# Music. Does it minister to you?



## gordon 2 (Aug 6, 2014)

Does music witness to you ---so  you get with the Spirit? Talk to me.


----------



## M80 (Aug 6, 2014)

No doubt about it. I didn't listen to what you shared but the old songs of Zion I love. Not this new stuff.


----------



## formula1 (Aug 6, 2014)

*re:*

Gets to me all the time!  Many songs both old and new!  It seems the ones that get to most are those that remind me of the greatness of God!


----------



## Artfuldodger (Aug 6, 2014)

Most definitely, that one video of "I'll Fly Away" ministers to me more than many spoken sermons. It actually gave me chills. I'm sure it is because of my love of music. Why not use ones interest to minister? For me it is music, for others spoken word or perhaps they could be inspired by art or poetry. 
I was at the beach one day and this group of young people showed up and made a sand sculpture of the Last Supper. They placed colored lights shining on it. It was right next to the boardwalk in Ocean City, Maryland. It was such an inspiration to me that I can see it in my mind just as it happened in 1975 and I'm not even inspired much by sculpture. 
Music on the other hand opens an avenue into my soul or spirit.
I like the children's song "You Gotta Sing when the Spirit says Sing."

* Stored records:
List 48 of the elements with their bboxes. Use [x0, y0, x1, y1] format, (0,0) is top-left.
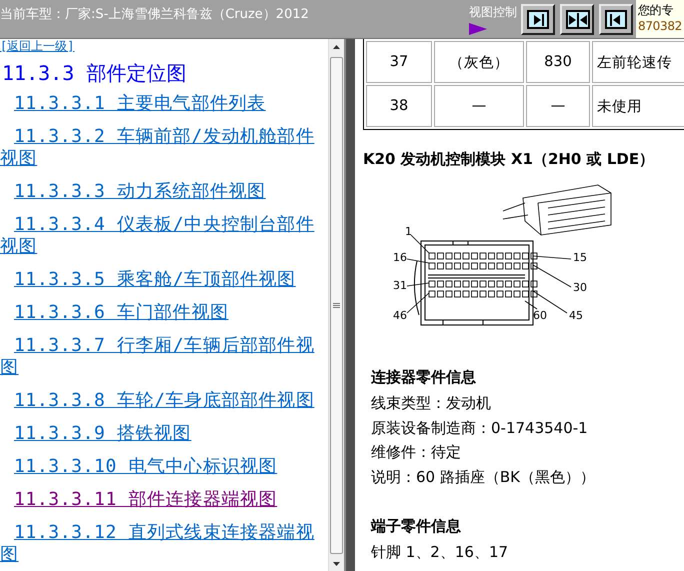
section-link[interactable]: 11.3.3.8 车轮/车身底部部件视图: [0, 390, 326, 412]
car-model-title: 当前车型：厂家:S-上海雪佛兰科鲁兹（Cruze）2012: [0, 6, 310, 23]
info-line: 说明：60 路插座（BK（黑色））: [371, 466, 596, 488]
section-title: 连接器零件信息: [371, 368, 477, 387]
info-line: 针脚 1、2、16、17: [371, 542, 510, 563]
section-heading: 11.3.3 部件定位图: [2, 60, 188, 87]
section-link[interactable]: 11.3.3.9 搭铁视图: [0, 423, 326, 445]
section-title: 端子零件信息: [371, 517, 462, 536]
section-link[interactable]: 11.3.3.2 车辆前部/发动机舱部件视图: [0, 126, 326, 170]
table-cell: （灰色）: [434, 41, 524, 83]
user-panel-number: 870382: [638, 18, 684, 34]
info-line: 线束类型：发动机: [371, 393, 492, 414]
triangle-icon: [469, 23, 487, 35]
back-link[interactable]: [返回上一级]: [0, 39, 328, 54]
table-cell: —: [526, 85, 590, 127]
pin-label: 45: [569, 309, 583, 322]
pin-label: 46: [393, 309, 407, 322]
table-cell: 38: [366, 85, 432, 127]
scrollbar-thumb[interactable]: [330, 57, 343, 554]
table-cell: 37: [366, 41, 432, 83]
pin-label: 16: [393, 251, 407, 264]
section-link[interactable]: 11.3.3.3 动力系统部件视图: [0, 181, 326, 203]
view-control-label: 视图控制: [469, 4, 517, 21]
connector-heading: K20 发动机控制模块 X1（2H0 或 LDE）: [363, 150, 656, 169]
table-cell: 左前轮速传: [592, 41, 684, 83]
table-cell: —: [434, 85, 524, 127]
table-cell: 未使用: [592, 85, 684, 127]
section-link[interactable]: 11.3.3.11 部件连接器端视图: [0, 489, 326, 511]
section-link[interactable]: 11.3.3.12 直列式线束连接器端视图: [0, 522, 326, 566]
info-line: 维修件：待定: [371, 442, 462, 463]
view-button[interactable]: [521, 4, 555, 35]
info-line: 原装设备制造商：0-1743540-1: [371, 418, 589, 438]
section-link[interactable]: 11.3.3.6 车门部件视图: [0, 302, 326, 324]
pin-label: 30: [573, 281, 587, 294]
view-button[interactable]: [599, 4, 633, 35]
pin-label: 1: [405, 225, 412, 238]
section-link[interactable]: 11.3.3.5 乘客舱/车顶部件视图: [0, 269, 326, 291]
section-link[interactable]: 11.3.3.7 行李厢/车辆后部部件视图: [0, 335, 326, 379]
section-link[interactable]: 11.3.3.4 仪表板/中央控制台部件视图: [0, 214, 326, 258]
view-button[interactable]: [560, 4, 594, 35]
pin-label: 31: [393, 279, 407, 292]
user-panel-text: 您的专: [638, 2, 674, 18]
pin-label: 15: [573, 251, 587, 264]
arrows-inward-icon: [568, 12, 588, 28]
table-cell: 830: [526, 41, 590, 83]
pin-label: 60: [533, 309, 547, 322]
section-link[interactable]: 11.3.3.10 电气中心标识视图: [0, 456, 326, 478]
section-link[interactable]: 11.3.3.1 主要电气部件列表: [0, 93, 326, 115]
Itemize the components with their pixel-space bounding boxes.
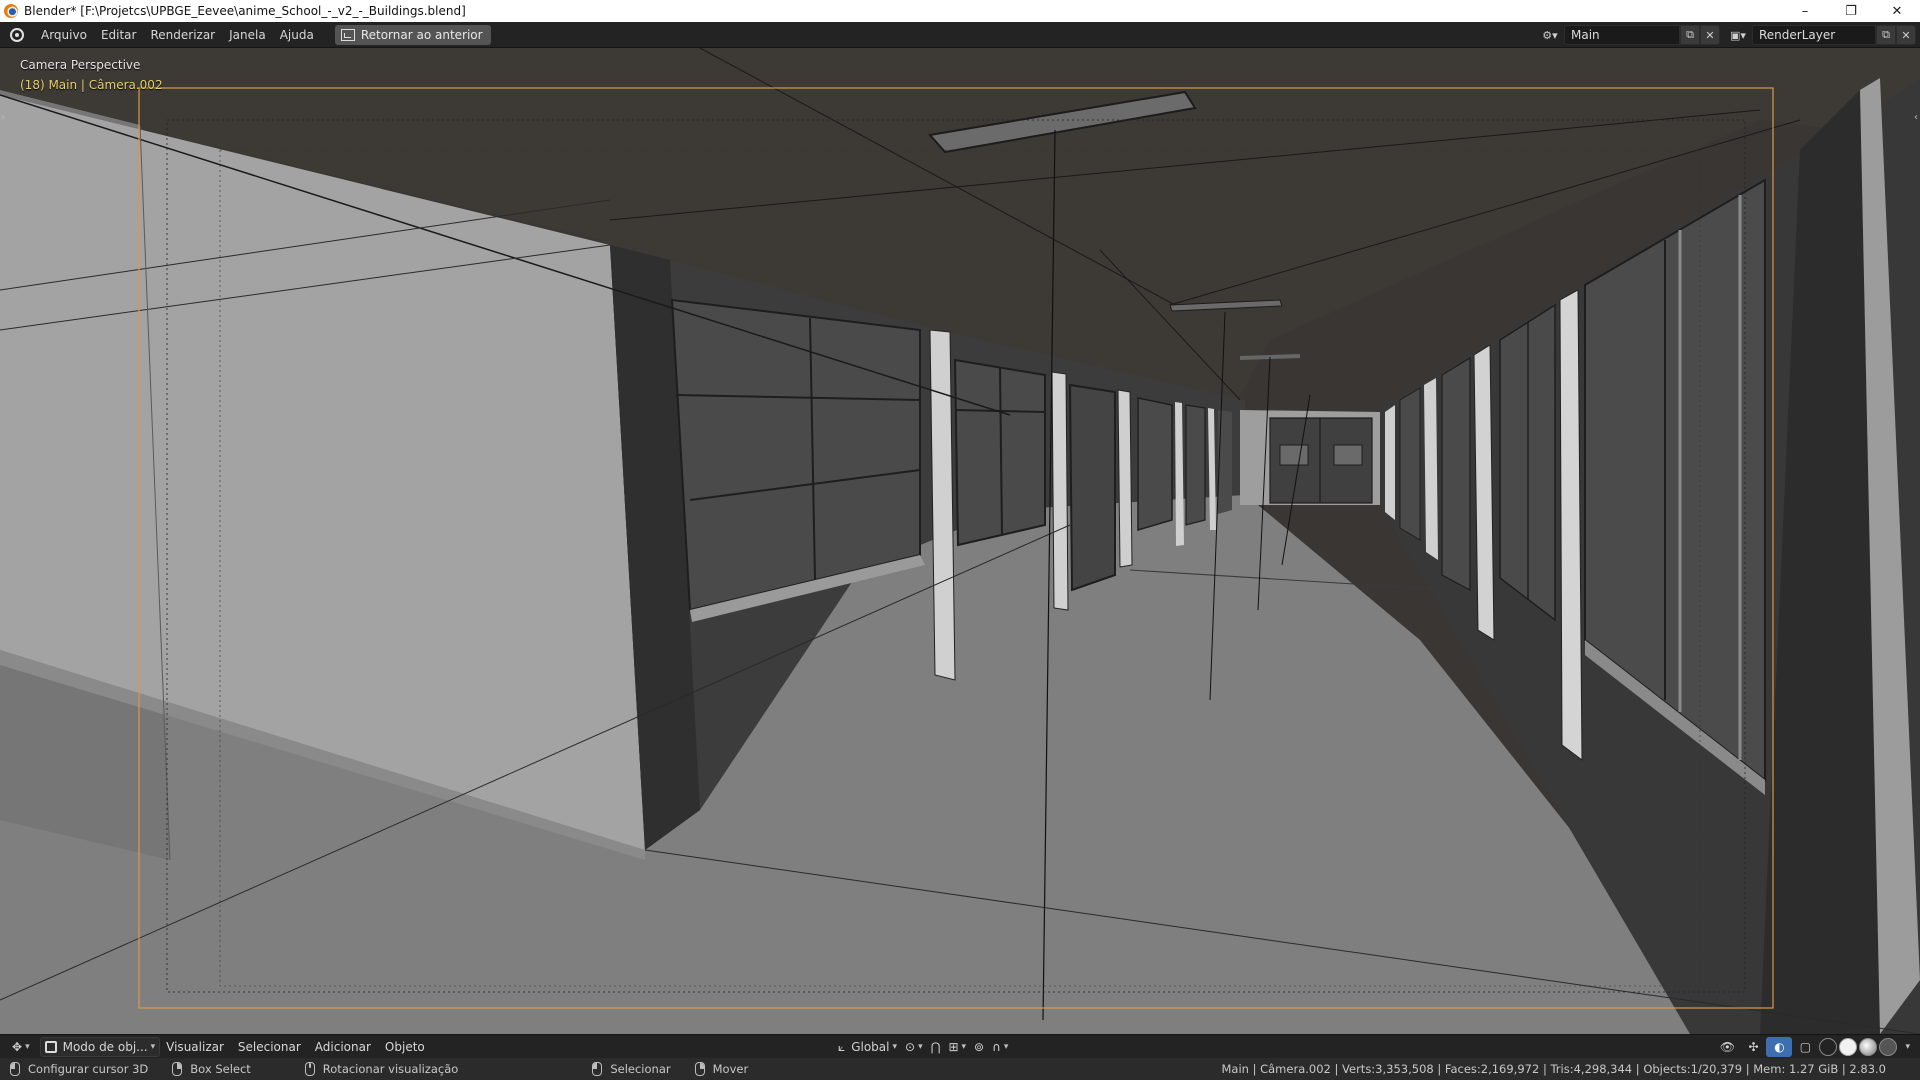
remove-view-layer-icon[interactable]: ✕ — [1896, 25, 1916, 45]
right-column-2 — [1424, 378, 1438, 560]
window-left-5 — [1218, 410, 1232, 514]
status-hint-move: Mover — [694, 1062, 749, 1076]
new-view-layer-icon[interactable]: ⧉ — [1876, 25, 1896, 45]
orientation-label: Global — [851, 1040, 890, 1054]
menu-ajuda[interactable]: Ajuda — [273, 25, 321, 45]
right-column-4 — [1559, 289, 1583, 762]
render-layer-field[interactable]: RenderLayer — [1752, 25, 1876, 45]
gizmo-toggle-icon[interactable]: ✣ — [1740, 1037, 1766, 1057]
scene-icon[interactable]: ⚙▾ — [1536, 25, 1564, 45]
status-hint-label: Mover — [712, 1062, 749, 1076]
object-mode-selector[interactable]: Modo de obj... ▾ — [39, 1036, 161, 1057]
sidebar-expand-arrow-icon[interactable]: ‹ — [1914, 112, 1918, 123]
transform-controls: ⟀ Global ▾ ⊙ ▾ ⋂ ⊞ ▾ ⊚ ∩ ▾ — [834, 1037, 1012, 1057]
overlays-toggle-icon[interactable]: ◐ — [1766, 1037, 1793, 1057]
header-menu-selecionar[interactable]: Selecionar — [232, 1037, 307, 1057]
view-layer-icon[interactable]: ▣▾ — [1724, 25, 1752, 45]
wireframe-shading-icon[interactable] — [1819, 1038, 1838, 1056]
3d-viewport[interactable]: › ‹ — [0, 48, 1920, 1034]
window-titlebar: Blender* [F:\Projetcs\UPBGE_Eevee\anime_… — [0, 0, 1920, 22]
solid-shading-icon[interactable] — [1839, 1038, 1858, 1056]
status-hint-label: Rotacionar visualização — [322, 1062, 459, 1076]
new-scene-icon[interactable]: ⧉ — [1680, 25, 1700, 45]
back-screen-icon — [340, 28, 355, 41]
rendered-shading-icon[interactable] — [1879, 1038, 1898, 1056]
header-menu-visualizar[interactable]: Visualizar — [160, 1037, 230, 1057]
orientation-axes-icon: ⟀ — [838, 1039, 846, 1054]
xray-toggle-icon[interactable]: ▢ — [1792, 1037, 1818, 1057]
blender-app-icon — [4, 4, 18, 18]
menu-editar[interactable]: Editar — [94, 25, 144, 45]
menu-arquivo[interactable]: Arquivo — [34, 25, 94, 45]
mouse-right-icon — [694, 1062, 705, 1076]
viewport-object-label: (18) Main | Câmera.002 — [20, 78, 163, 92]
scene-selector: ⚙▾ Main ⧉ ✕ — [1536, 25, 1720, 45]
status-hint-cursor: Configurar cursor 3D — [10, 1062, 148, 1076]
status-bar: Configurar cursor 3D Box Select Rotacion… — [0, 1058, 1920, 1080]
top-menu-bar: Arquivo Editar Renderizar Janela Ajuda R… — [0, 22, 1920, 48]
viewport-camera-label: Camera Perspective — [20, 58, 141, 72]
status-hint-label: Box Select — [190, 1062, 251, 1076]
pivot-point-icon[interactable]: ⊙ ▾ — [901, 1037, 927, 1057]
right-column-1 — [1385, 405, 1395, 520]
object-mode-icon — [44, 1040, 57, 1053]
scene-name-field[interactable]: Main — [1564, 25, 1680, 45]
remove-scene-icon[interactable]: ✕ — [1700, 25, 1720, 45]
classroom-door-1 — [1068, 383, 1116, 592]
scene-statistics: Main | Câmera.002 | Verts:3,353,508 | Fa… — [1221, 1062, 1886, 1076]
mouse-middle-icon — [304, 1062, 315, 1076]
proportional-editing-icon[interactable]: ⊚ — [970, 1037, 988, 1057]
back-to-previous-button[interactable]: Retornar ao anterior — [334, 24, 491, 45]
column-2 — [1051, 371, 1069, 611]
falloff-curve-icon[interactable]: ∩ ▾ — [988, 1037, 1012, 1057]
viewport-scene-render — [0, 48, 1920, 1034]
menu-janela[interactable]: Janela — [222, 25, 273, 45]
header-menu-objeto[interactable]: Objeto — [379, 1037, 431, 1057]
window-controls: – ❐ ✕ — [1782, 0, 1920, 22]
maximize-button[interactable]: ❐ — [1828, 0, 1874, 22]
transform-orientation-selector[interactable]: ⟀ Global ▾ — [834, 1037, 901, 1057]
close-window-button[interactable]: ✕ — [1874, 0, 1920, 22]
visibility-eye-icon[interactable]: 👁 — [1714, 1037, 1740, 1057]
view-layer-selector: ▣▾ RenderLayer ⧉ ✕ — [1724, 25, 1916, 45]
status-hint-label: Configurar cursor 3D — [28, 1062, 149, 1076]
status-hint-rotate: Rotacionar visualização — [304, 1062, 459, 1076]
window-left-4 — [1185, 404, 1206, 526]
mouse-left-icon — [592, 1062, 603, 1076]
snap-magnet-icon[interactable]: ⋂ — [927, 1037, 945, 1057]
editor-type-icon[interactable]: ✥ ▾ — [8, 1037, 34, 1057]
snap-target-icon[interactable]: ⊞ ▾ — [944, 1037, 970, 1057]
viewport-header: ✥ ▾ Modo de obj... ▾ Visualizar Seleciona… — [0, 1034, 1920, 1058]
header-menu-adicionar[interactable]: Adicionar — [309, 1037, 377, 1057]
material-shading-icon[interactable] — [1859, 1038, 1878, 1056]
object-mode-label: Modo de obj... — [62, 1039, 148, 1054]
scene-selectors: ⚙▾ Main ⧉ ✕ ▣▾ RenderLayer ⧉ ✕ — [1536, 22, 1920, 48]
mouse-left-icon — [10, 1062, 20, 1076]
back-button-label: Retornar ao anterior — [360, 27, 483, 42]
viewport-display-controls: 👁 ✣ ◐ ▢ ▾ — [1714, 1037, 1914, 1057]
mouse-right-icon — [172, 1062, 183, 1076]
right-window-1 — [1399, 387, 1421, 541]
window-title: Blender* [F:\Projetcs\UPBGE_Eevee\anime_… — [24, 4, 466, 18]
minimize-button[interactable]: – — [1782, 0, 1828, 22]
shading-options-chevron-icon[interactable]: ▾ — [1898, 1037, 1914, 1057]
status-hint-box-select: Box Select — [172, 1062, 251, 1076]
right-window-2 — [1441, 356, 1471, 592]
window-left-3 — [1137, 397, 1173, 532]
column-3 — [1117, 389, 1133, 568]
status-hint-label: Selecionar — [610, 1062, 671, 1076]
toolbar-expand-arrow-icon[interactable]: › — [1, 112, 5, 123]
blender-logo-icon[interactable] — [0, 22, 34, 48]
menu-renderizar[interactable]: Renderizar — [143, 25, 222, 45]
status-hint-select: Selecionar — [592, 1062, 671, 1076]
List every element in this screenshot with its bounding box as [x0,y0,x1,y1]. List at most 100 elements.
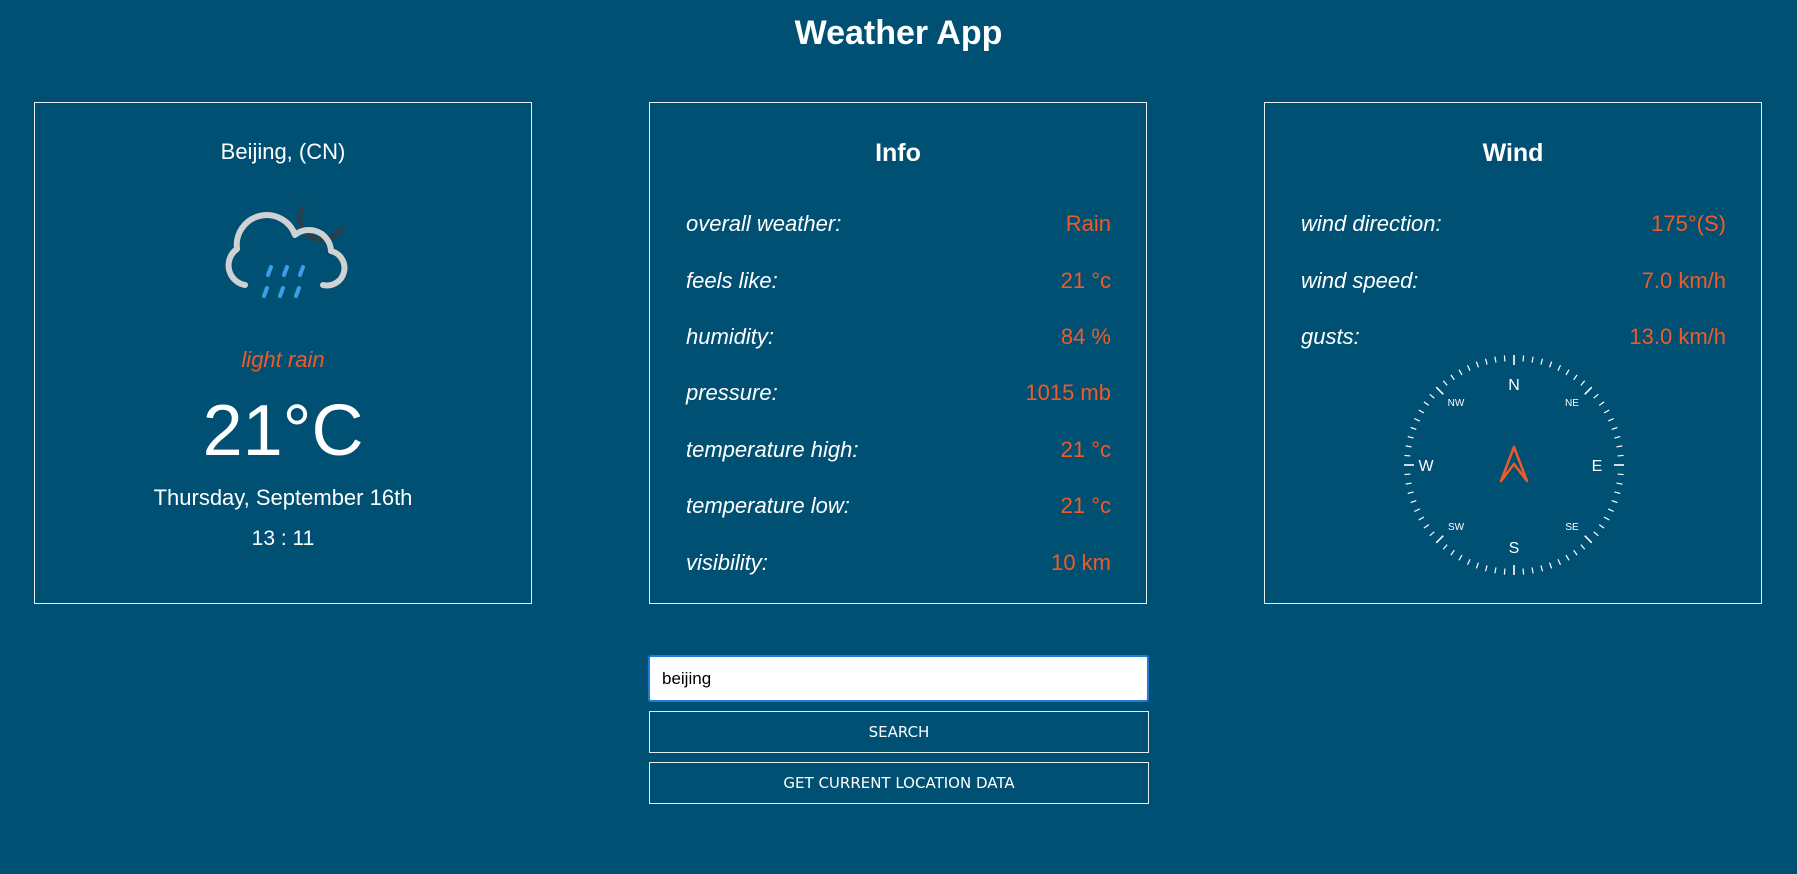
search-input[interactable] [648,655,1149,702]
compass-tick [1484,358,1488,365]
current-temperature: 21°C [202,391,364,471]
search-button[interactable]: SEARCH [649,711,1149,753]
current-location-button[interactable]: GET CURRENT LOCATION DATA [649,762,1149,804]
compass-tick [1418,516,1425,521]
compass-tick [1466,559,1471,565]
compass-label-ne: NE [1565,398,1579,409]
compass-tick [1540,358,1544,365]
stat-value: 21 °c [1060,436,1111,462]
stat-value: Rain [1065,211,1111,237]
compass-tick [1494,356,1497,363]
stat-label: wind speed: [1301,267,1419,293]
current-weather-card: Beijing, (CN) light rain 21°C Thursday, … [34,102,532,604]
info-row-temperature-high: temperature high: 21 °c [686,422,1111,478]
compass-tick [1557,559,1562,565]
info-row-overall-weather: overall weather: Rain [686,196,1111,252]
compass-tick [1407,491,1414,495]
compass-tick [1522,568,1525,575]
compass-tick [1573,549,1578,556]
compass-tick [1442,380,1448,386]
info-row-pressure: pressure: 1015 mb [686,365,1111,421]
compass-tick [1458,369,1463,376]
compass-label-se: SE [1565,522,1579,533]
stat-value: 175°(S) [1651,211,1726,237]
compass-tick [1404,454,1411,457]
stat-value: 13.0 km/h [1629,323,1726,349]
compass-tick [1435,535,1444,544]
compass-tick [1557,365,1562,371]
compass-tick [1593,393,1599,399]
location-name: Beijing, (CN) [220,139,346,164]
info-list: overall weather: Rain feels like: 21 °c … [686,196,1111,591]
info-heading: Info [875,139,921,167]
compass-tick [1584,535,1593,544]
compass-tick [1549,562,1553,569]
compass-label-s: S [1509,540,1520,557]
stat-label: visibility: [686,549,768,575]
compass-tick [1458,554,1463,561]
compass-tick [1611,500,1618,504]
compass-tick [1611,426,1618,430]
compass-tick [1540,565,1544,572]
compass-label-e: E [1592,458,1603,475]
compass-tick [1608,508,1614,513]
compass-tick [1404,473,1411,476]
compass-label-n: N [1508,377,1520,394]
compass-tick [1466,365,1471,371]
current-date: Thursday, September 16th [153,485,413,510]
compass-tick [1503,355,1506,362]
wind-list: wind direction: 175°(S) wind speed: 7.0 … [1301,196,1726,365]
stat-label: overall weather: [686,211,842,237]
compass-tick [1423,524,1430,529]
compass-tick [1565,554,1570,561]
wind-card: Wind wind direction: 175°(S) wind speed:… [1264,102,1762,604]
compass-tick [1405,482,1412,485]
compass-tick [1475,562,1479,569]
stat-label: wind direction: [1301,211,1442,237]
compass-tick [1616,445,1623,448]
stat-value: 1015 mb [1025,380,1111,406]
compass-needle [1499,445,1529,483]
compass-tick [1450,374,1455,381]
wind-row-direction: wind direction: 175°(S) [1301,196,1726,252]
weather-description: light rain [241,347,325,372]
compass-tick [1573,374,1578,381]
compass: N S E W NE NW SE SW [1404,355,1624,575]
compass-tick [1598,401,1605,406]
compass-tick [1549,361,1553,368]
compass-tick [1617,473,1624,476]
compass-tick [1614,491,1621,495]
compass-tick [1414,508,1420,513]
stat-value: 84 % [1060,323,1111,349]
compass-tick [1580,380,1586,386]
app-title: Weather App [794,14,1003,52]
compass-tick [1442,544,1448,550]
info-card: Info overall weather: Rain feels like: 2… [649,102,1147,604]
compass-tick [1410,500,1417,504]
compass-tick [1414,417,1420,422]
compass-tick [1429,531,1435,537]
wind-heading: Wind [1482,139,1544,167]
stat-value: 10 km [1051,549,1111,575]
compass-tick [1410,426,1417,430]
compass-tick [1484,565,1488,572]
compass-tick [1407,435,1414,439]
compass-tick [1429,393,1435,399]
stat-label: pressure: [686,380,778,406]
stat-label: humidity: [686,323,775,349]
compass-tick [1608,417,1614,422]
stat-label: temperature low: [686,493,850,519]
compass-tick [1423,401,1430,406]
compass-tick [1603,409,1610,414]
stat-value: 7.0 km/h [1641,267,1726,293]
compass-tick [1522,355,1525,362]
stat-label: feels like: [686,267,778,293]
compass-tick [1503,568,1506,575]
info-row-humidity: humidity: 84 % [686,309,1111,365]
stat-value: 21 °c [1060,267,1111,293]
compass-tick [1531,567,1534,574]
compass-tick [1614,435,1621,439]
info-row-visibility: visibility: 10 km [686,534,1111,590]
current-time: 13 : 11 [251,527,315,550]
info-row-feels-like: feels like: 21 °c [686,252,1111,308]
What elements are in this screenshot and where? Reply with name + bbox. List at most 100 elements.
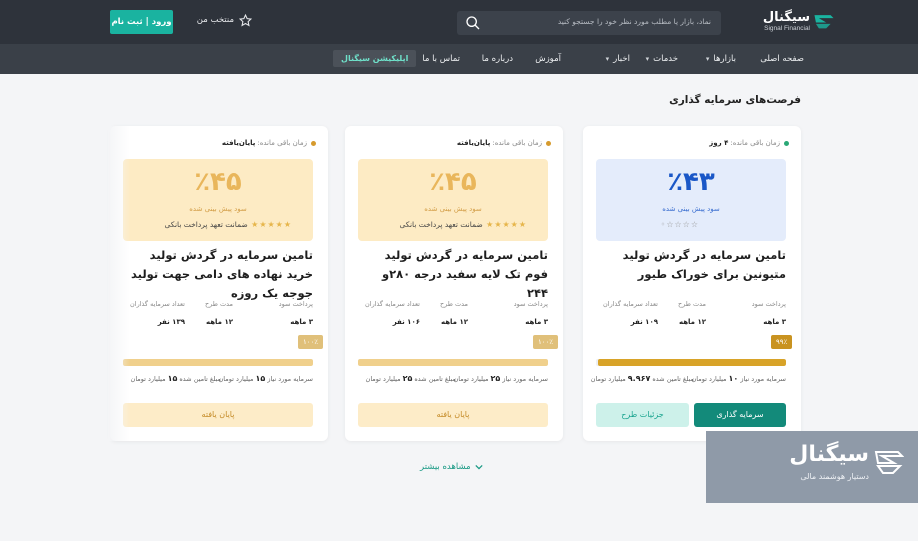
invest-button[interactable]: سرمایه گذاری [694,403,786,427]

* Task brief:
Could you transcribe the forum thread about music, starting at the words "I was at the" and stopping after "much by sculpture."?

* Full response:
I was at the beach one day and this group of young people showed up and made a sand sculpture of the Last Supper. They placed colored lights shining on it. It was right next to the boardwalk in Ocean City, Maryland. It was such an inspiration to me that I can see it in my mind just as it happened in 1975 and I'm not even inspired much by sculpture.